Written request
Convert the lines of the data below into a JSON list of strings, one string per line, skipping any blank lines. Begin at the line that contains "624, 609, 639]" and stop after the line that contains "476, 1180, 491]", including both.
— BEGIN Raw records —
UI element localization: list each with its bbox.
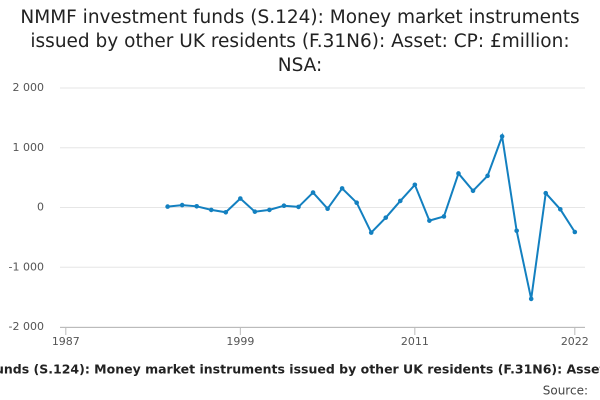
data-point [223, 209, 229, 215]
data-point [368, 230, 374, 235]
data-point [267, 207, 272, 213]
data-point [398, 198, 403, 204]
data-point [165, 204, 170, 209]
data-point [499, 134, 505, 139]
data-point [427, 218, 432, 223]
data-point [470, 188, 476, 194]
y-tick-label: 0 [37, 201, 44, 214]
x-tick-label: 1987 [52, 335, 80, 348]
data-point [514, 228, 519, 234]
data-point [310, 190, 316, 195]
x-tick-label: 2022 [561, 335, 589, 348]
data-point [456, 171, 461, 176]
data-point [485, 173, 490, 179]
x-tick-label: 2011 [401, 335, 429, 348]
data-point [238, 196, 243, 201]
data-line [167, 132, 576, 300]
data-point [572, 229, 578, 235]
data-point [557, 206, 563, 212]
source: Source: [543, 384, 588, 398]
data-point [252, 209, 258, 214]
data-point [325, 206, 330, 211]
data-point [296, 204, 301, 210]
data-point [281, 203, 287, 209]
data-point [528, 296, 534, 302]
data-point [179, 202, 185, 208]
chart-title: NMMF investment funds (S.124): Money mar… [20, 7, 580, 76]
data-point [339, 186, 345, 191]
x-axis-label: NMMF investment funds (S.124): Money mar… [0, 362, 600, 377]
data-point [412, 182, 418, 188]
y-tick-label: -2 000 [9, 320, 44, 333]
data-point [441, 214, 447, 219]
data-point [194, 204, 200, 209]
data-point [543, 190, 549, 196]
data-point [354, 200, 359, 206]
y-tick-label: 2 000 [13, 81, 45, 94]
y-tick-label: -1 000 [9, 260, 44, 273]
y-tick-label: 1 000 [13, 141, 45, 154]
x-tick-label: 1999 [226, 335, 254, 348]
data-point [208, 207, 214, 213]
data-point [383, 215, 389, 220]
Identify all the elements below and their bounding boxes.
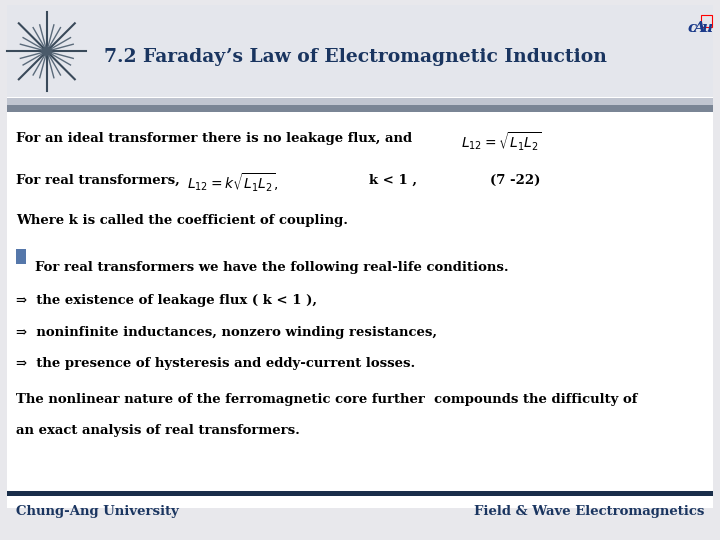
- Text: $L_{12} = \sqrt{L_1 L_2}$: $L_{12} = \sqrt{L_1 L_2}$: [461, 130, 541, 153]
- Text: an exact analysis of real transformers.: an exact analysis of real transformers.: [16, 424, 300, 437]
- Text: Field & Wave Electromagnetics: Field & Wave Electromagnetics: [474, 505, 704, 518]
- Bar: [701, 15, 712, 27]
- Text: ⇒  the existence of leakage flux ( k < 1 ),: ⇒ the existence of leakage flux ( k < 1 …: [16, 294, 317, 307]
- Text: For real transformers we have the following real-life conditions.: For real transformers we have the follow…: [35, 261, 508, 274]
- Bar: [7, 98, 713, 105]
- Text: c: c: [688, 21, 697, 35]
- Text: The nonlinear nature of the ferromagnetic core further  compounds the difficulty: The nonlinear nature of the ferromagneti…: [16, 393, 637, 406]
- Text: For real transformers,: For real transformers,: [16, 174, 179, 187]
- Text: Chung-Ang University: Chung-Ang University: [16, 505, 179, 518]
- Text: 7.2 Faraday’s Law of Electromagnetic Induction: 7.2 Faraday’s Law of Electromagnetic Ind…: [104, 48, 607, 66]
- Bar: [16, 249, 26, 264]
- Bar: [7, 491, 713, 496]
- Text: ⇒  noninfinite inductances, nonzero winding resistances,: ⇒ noninfinite inductances, nonzero windi…: [16, 326, 437, 339]
- Text: For an ideal transformer there is no leakage flux, and: For an ideal transformer there is no lea…: [16, 132, 412, 145]
- Text: k < 1 ,: k < 1 ,: [369, 174, 417, 187]
- Text: $L_{12} = k\sqrt{L_1 L_2},$: $L_{12} = k\sqrt{L_1 L_2},$: [187, 172, 279, 194]
- Bar: [7, 105, 713, 112]
- Circle shape: [42, 48, 52, 55]
- Bar: [7, 5, 713, 97]
- Text: u: u: [701, 21, 711, 35]
- Text: Where k is called the coefficient of coupling.: Where k is called the coefficient of cou…: [16, 214, 348, 227]
- Text: (7 -22): (7 -22): [490, 174, 540, 187]
- Text: A: A: [693, 21, 705, 35]
- Text: ⇒  the presence of hysteresis and eddy-current losses.: ⇒ the presence of hysteresis and eddy-cu…: [16, 357, 415, 370]
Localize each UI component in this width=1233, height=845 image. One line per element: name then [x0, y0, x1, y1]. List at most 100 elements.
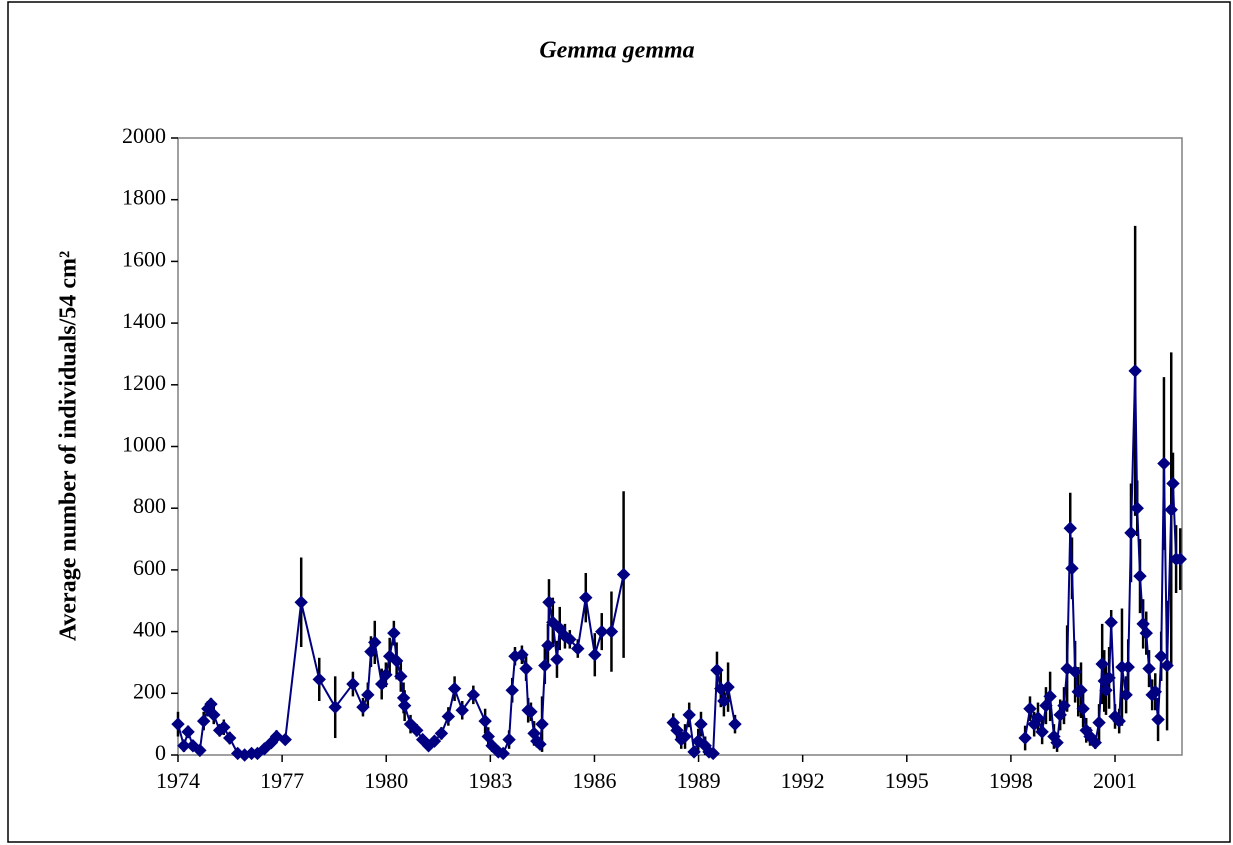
data-point	[595, 624, 609, 639]
data-point	[294, 595, 308, 609]
data-point	[678, 729, 692, 744]
data-point	[1031, 711, 1045, 725]
data-point	[278, 732, 292, 747]
data-point	[542, 595, 556, 609]
data-point	[550, 652, 564, 667]
data-point	[1104, 615, 1118, 630]
x-tick-label: 1995	[885, 768, 929, 793]
data-point	[1102, 671, 1116, 685]
data-point	[1160, 658, 1174, 673]
data-point	[328, 700, 342, 714]
data-point	[1076, 702, 1090, 716]
data-point	[1068, 664, 1082, 679]
data-point	[455, 703, 469, 717]
data-point	[706, 746, 720, 761]
data-point	[579, 590, 593, 605]
data-point	[181, 725, 195, 739]
data-point	[533, 737, 547, 751]
data-point	[1065, 561, 1079, 576]
data-point	[1130, 501, 1144, 515]
data-point	[670, 723, 684, 738]
data-point	[604, 624, 619, 639]
data-point	[721, 680, 735, 694]
data-point	[563, 632, 577, 647]
data-point	[1095, 657, 1109, 671]
data-point	[269, 729, 284, 744]
data-point	[394, 669, 408, 684]
data-point	[204, 697, 218, 711]
data-point	[389, 654, 404, 668]
y-tick-label: 0	[155, 740, 166, 765]
data-point	[588, 648, 602, 662]
x-tick-label: 1974	[156, 768, 200, 793]
data-point	[496, 746, 510, 761]
data-point	[1166, 476, 1180, 491]
data-point	[427, 734, 442, 748]
x-tick-label: 2001	[1093, 768, 1137, 793]
x-tick-label: 1998	[989, 768, 1033, 793]
data-point	[502, 732, 516, 747]
data-point	[1023, 702, 1037, 716]
y-tick-label: 600	[133, 555, 166, 580]
data-point	[375, 677, 389, 691]
x-tick-label: 1980	[364, 768, 408, 793]
y-tick-label: 400	[133, 617, 166, 642]
data-point	[171, 717, 185, 731]
data-point	[1121, 660, 1135, 674]
data-point	[535, 717, 549, 731]
data-point	[1050, 735, 1064, 750]
data-point	[546, 615, 560, 630]
data-point	[1112, 714, 1126, 728]
data-point	[207, 708, 221, 722]
data-point	[361, 688, 375, 702]
plot-area	[177, 137, 1183, 756]
data-point	[356, 700, 370, 714]
data-point	[694, 717, 708, 731]
data-point	[387, 626, 401, 640]
data-point	[541, 638, 555, 653]
data-point	[1092, 715, 1106, 730]
data-point	[710, 663, 724, 677]
y-tick-label: 1400	[122, 308, 166, 333]
x-tick-label: 1992	[781, 768, 825, 793]
data-point	[397, 698, 412, 713]
data-point	[1035, 725, 1049, 739]
data-point	[481, 729, 495, 744]
data-point	[728, 717, 742, 731]
data-point	[1053, 708, 1067, 722]
data-point	[466, 688, 481, 702]
data-point	[441, 709, 456, 724]
data-point	[257, 742, 272, 756]
y-tick-label: 2000	[122, 123, 166, 148]
data-point	[1043, 689, 1057, 704]
data-point	[1088, 735, 1102, 750]
data-point	[538, 658, 552, 673]
data-point	[196, 714, 211, 728]
data-point	[312, 672, 326, 687]
data-point	[1139, 626, 1153, 640]
data-point	[410, 723, 424, 738]
data-point	[177, 739, 191, 753]
y-axis-label: Average number of individuals/54 cm²	[56, 251, 82, 641]
y-tick-label: 1800	[122, 185, 166, 210]
data-point	[1173, 552, 1187, 566]
data-point	[368, 635, 382, 650]
data-point	[346, 677, 360, 691]
data-point	[364, 644, 378, 659]
data-point	[186, 739, 200, 753]
y-tick-label: 1600	[122, 246, 166, 271]
data-point	[1119, 688, 1133, 702]
data-point	[1124, 526, 1138, 540]
data-point	[379, 668, 393, 682]
y-tick-label: 200	[133, 678, 166, 703]
data-point	[1063, 521, 1077, 535]
data-point	[217, 720, 231, 734]
data-point	[1039, 698, 1053, 713]
data-point	[1142, 661, 1156, 676]
data-point	[616, 567, 631, 582]
data-point	[223, 731, 237, 745]
data-point	[571, 641, 585, 656]
data-point	[1148, 685, 1162, 699]
x-tick-label: 1977	[260, 768, 304, 793]
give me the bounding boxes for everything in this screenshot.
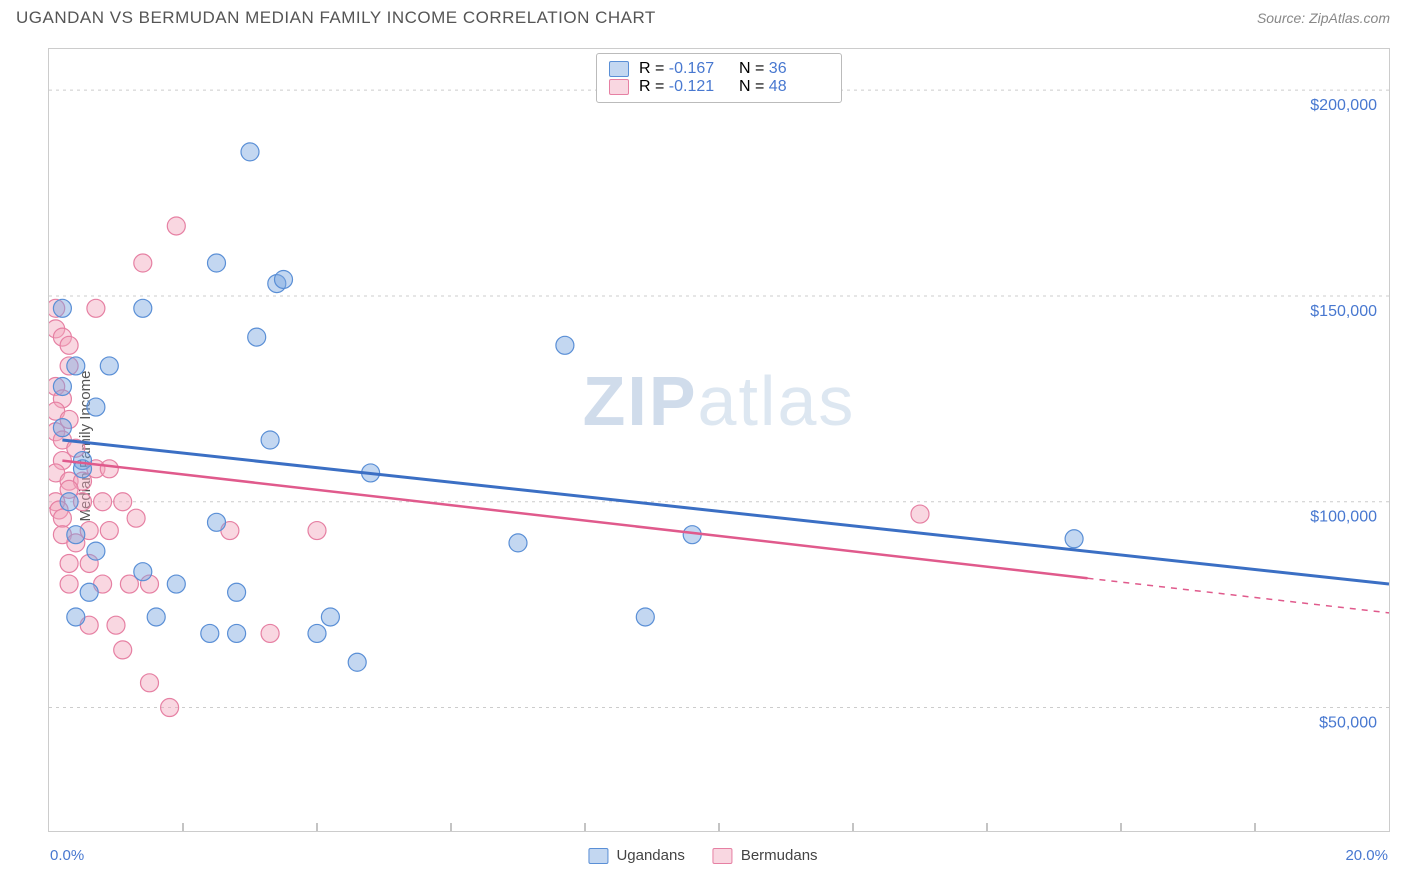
x-axis-max-label: 20.0% — [1345, 847, 1388, 864]
source-label: Source: ZipAtlas.com — [1257, 10, 1390, 26]
scatter-plot: $50,000 $100,000 $150,000 $200,000 — [49, 49, 1389, 831]
correlation-legend: R = -0.167 N = 36 R = -0.121 N = 48 — [596, 53, 842, 103]
legend-label-bermudans: Bermudans — [741, 847, 818, 864]
legend-swatch-ugandans — [609, 61, 629, 77]
series-legend: Ugandans Bermudans — [588, 847, 817, 864]
legend-swatch-bermudans — [609, 79, 629, 95]
svg-text:$100,000: $100,000 — [1310, 509, 1377, 526]
svg-text:$50,000: $50,000 — [1319, 715, 1377, 732]
chart-area: $50,000$100,000$150,000$200,000 ZIPatlas… — [48, 48, 1390, 832]
x-axis-min-label: 0.0% — [50, 847, 84, 864]
legend-swatch-bermudans — [713, 848, 733, 864]
legend-label-ugandans: Ugandans — [616, 847, 684, 864]
legend-swatch-ugandans — [588, 848, 608, 864]
svg-text:$200,000: $200,000 — [1310, 97, 1377, 114]
svg-text:$150,000: $150,000 — [1310, 303, 1377, 320]
chart-title: UGANDAN VS BERMUDAN MEDIAN FAMILY INCOME… — [16, 8, 656, 28]
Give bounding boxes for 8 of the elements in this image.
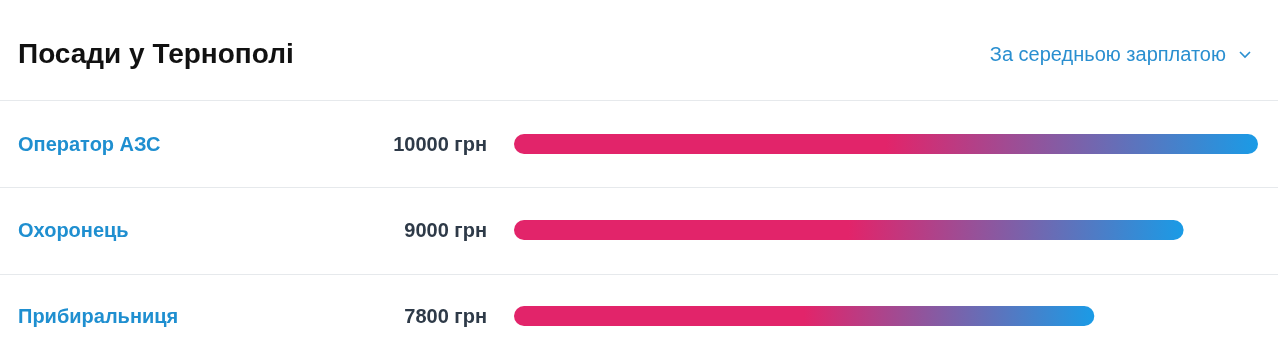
data-label: 10000 грн bbox=[393, 133, 487, 155]
text: Посади у Тернополі bbox=[18, 38, 294, 70]
y-tick-label: Охоронець bbox=[18, 219, 129, 241]
y-tick-label: Оператор АЗС bbox=[18, 133, 161, 155]
data-label: 9000 грн bbox=[404, 219, 487, 241]
y-tick-label: Прибиральниця bbox=[18, 305, 179, 327]
chart-subtitle: За середньою зарплатою bbox=[989, 43, 1226, 66]
data-label: 7800 грн bbox=[404, 305, 487, 327]
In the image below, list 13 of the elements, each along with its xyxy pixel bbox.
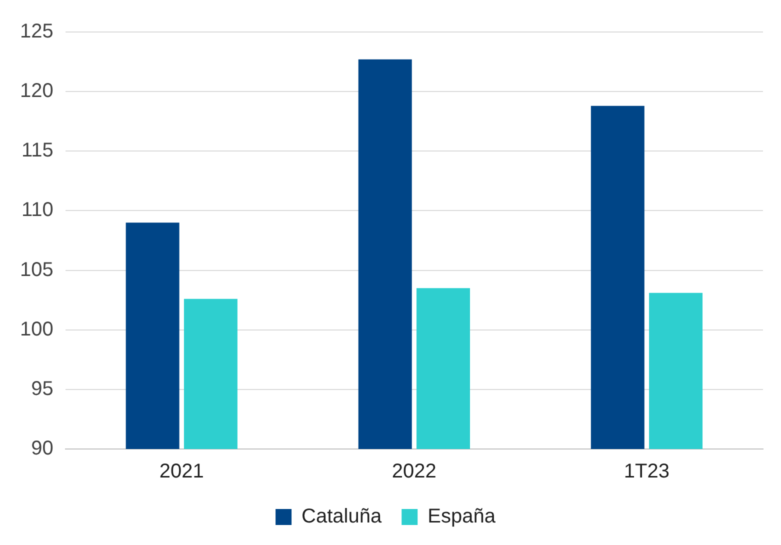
x-tick-label: 2022	[392, 460, 436, 483]
y-tick-label: 115	[21, 140, 54, 162]
y-tick-label: 90	[31, 438, 54, 460]
legend-label: Cataluña	[302, 506, 382, 528]
y-tick-label: 125	[20, 20, 54, 43]
y-tick-label: 95	[31, 378, 54, 400]
x-tick-label: 2021	[159, 460, 204, 483]
y-tick-label: 100	[20, 318, 54, 340]
y-tick-label: 110	[21, 199, 54, 222]
legend-label: España	[428, 506, 496, 528]
y-tick-label: 120	[20, 80, 54, 102]
x-tick-label: 1T23	[624, 460, 670, 483]
y-tick-label: 105	[20, 258, 54, 281]
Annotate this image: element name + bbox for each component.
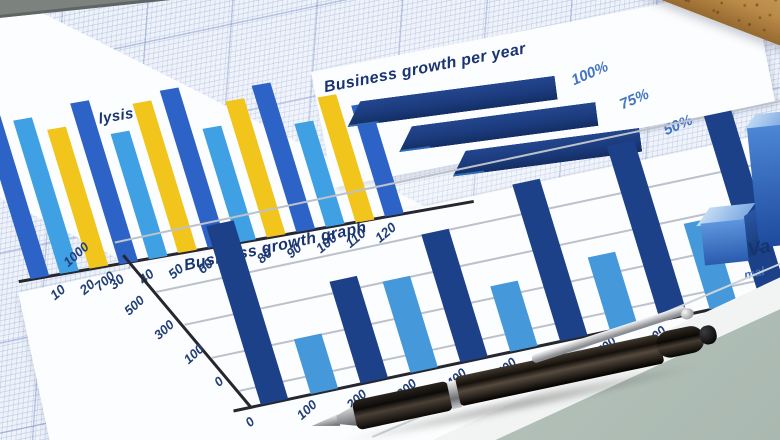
pen-cap <box>654 323 707 361</box>
growth-y-tick-label: 500 <box>121 292 148 319</box>
growth-y-tick-label: 100 <box>180 341 207 367</box>
ribbon-value-label: 75% <box>617 85 652 114</box>
ribbon-value-label: 100% <box>568 58 611 90</box>
cube-front-face <box>700 219 749 266</box>
growth-x-tick-label: 0 <box>242 413 258 430</box>
pen-clip-ball <box>679 307 695 321</box>
ribbon-fold <box>344 121 389 137</box>
growth-y-tick-label: 300 <box>150 316 178 343</box>
pen-tip <box>311 414 341 432</box>
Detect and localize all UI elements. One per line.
— END Raw records —
Output below
[
  "data-point\t[595, 624, 609, 639]",
  "data-point\t[294, 595, 308, 609]",
  "data-point\t[678, 729, 692, 744]",
  "data-point\t[1031, 711, 1045, 725]",
  "data-point\t[278, 732, 292, 747]",
  "data-point\t[542, 595, 556, 609]",
  "data-point\t[550, 652, 564, 667]",
  "data-point\t[1104, 615, 1118, 630]",
  "x-tick-label: 1995\t[885, 768, 929, 793]",
  "data-point\t[1102, 671, 1116, 685]",
  "data-point\t[1160, 658, 1174, 673]",
  "data-point\t[328, 700, 342, 714]",
  "data-point\t[1076, 702, 1090, 716]",
  "data-point\t[1068, 664, 1082, 679]",
  "data-point\t[455, 703, 469, 717]",
  "data-point\t[706, 746, 720, 761]",
  "data-point\t[579, 590, 593, 605]",
  "data-point\t[181, 725, 195, 739]",
  "data-point\t[533, 737, 547, 751]",
  "data-point\t[1065, 561, 1079, 576]",
  "data-point\t[1130, 501, 1144, 515]",
  "data-point\t[670, 723, 684, 738]",
  "data-point\t[604, 624, 619, 639]",
  "data-point\t[721, 680, 735, 694]",
  "data-point\t[563, 632, 577, 647]",
  "data-point\t[1095, 657, 1109, 671]",
  "data-point\t[269, 729, 284, 744]",
  "data-point\t[394, 669, 408, 684]",
  "data-point\t[204, 697, 218, 711]",
  "data-point\t[389, 654, 404, 668]",
  "y-tick-label: 0\t[155, 740, 166, 765]",
  "data-point\t[588, 648, 602, 662]",
  "x-tick-label: 1974\t[156, 768, 200, 793]",
  "data-point\t[496, 746, 510, 761]",
  "data-point\t[1166, 476, 1180, 491]"
]